Directions.
Retype all of the entries word for word.

— START Records for this exercise —

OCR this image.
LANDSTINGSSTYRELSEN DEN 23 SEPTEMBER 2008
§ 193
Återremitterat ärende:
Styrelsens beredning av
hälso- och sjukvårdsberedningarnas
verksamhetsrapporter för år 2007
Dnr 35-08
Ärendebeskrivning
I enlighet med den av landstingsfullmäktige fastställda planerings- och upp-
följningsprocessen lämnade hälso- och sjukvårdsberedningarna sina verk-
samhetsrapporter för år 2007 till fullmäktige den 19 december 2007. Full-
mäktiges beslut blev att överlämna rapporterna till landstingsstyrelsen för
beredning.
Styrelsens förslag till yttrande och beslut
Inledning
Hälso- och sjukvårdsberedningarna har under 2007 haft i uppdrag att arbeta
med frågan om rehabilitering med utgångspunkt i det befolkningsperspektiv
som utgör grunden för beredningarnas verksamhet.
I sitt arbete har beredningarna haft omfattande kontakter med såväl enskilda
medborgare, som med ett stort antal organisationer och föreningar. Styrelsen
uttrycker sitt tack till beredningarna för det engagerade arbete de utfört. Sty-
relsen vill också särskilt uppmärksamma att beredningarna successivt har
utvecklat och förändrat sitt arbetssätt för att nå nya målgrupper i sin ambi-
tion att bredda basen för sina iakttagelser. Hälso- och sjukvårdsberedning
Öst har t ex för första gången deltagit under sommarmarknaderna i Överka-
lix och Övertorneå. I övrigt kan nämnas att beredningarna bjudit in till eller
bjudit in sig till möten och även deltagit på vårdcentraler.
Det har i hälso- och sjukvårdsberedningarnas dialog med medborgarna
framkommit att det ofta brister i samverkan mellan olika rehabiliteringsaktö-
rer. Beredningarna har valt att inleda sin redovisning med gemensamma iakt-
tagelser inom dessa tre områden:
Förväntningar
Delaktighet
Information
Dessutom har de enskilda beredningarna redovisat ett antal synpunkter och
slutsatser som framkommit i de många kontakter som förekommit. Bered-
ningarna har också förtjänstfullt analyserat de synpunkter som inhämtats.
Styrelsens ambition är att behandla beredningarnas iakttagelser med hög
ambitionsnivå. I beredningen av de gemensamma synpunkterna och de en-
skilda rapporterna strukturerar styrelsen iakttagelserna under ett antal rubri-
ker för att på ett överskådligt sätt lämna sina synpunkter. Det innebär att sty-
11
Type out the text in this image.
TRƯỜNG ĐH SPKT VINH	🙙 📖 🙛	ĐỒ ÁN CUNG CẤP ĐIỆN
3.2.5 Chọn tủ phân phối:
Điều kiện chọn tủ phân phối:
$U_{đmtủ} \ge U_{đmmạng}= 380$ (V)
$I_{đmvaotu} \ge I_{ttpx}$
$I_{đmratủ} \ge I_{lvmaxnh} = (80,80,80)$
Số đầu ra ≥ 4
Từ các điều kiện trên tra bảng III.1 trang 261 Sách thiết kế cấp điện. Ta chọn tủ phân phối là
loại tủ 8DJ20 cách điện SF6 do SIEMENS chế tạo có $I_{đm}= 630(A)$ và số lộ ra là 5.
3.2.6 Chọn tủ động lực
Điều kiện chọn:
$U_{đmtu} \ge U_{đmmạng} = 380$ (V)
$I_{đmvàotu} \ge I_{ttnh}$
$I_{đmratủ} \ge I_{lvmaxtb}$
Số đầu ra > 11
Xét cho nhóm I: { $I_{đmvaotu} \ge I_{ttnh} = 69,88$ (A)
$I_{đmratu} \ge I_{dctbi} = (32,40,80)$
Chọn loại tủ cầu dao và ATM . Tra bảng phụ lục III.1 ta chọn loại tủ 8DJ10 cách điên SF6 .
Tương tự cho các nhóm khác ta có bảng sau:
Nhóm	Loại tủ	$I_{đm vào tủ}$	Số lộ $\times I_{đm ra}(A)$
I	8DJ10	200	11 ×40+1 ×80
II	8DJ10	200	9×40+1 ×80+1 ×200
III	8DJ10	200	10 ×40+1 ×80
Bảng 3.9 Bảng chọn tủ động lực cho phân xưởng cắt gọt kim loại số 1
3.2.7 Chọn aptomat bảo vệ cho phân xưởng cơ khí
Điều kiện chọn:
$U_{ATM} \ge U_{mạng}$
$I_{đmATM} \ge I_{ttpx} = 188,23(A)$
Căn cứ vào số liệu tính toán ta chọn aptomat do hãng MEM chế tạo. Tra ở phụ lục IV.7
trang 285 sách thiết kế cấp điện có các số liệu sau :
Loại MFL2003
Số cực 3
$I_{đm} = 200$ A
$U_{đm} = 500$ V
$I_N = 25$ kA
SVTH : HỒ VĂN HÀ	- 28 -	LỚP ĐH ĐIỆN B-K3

— END Records for this exercise —

Response.
OCR this image.
LANDSTINGSSTYRELSEN DEN 23 SEPTEMBER 2008
§ 193
Återremitterat ärende:
Styrelsens beredning av
hälso- och sjukvårdsberedningarnas
verksamhetsrapporter för år 2007
Dnr 35-08
Ärendebeskrivning
I enlighet med den av landstingsfullmäktige fastställda planerings- och upp-
följningsprocessen lämnade hälso- och sjukvårdsberedningarna sina verk-
samhetsrapporter för år 2007 till fullmäktige den 19 december 2007. Full-
mäktiges beslut blev att överlämna rapporterna till landstingsstyrelsen för
beredning.
Styrelsens förslag till yttrande och beslut
Inledning
Hälso- och sjukvårdsberedningarna har under 2007 haft i uppdrag att arbeta
med frågan om rehabilitering med utgångspunkt i det befolkningsperspektiv
som utgör grunden för beredningarnas verksamhet.
I sitt arbete har beredningarna haft omfattande kontakter med såväl enskilda
medborgare, som med ett stort antal organisationer och föreningar. Styrelsen
uttrycker sitt tack till beredningarna för det engagerade arbete de utfört. Sty-
relsen vill också särskilt uppmärksamma att beredningarna successivt har
utvecklat och förändrat sitt arbetssätt för att nå nya målgrupper i sin ambi-
tion att bredda basen för sina iakttagelser. Hälso- och sjukvårdsberedning
Öst har t ex för första gången deltagit under sommarmarknaderna i Överka-
lix och Övertorneå. I övrigt kan nämnas att beredningarna bjudit in till eller
bjudit in sig till möten och även deltagit på vårdcentraler.
Det har i hälso- och sjukvårdsberedningarnas dialog med medborgarna
framkommit att det ofta brister i samverkan mellan olika rehabiliteringsaktö-
rer. Beredningarna har valt att inleda sin redovisning med gemensamma iakt-
tagelser inom dessa tre områden:
Förväntningar
Delaktighet
Information
Dessutom har de enskilda beredningarna redovisat ett antal synpunkter och
slutsatser som framkommit i de många kontakter som förekommit. Bered-
ningarna har också förtjänstfullt analyserat de synpunkter som inhämtats.
Styrelsens ambition är att behandla beredningarnas iakttagelser med hög
ambitionsnivå. I beredningen av de gemensamma synpunkterna och de en-
skilda rapporterna strukturerar styrelsen iakttagelserna under ett antal rubri-
ker för att på ett överskådligt sätt lämna sina synpunkter. Det innebär att sty-
11
Type out the text in this image.
TRƯỜNG ĐH SPKT VINH	🙙 📖 🙛	ĐỒ ÁN CUNG CẤP ĐIỆN
3.2.5 Chọn tủ phân phối:
Điều kiện chọn tủ phân phối:
$U_{đmtủ} \ge U_{đmmạng}= 380$ (V)
$I_{đmvaotu} \ge I_{ttpx}$
$I_{đmratủ} \ge I_{lvmaxnh} = (80,80,80)$
Số đầu ra ≥ 4
Từ các điều kiện trên tra bảng III.1 trang 261 Sách thiết kế cấp điện. Ta chọn tủ phân phối là
loại tủ 8DJ20 cách điện SF6 do SIEMENS chế tạo có $I_{đm}= 630(A)$ và số lộ ra là 5.
3.2.6 Chọn tủ động lực
Điều kiện chọn:
$U_{đmtu} \ge U_{đmmạng} = 380$ (V)
$I_{đmvàotu} \ge I_{ttnh}$
$I_{đmratủ} \ge I_{lvmaxtb}$
Số đầu ra > 11
Xét cho nhóm I: { $I_{đmvaotu} \ge I_{ttnh} = 69,88$ (A)
$I_{đmratu} \ge I_{dctbi} = (32,40,80)$
Chọn loại tủ cầu dao và ATM . Tra bảng phụ lục III.1 ta chọn loại tủ 8DJ10 cách điên SF6 .
Tương tự cho các nhóm khác ta có bảng sau:
Nhóm	Loại tủ	$I_{đm vào tủ}$	Số lộ $\times I_{đm ra}(A)$
I	8DJ10	200	11 ×40+1 ×80
II	8DJ10	200	9×40+1 ×80+1 ×200
III	8DJ10	200	10 ×40+1 ×80
Bảng 3.9 Bảng chọn tủ động lực cho phân xưởng cắt gọt kim loại số 1
3.2.7 Chọn aptomat bảo vệ cho phân xưởng cơ khí
Điều kiện chọn:
$U_{ATM} \ge U_{mạng}$
$I_{đmATM} \ge I_{ttpx} = 188,23(A)$
Căn cứ vào số liệu tính toán ta chọn aptomat do hãng MEM chế tạo. Tra ở phụ lục IV.7
trang 285 sách thiết kế cấp điện có các số liệu sau :
Loại MFL2003
Số cực 3
$I_{đm} = 200$ A
$U_{đm} = 500$ V
$I_N = 25$ kA
SVTH : HỒ VĂN HÀ	- 28 -	LỚP ĐH ĐIỆN B-K3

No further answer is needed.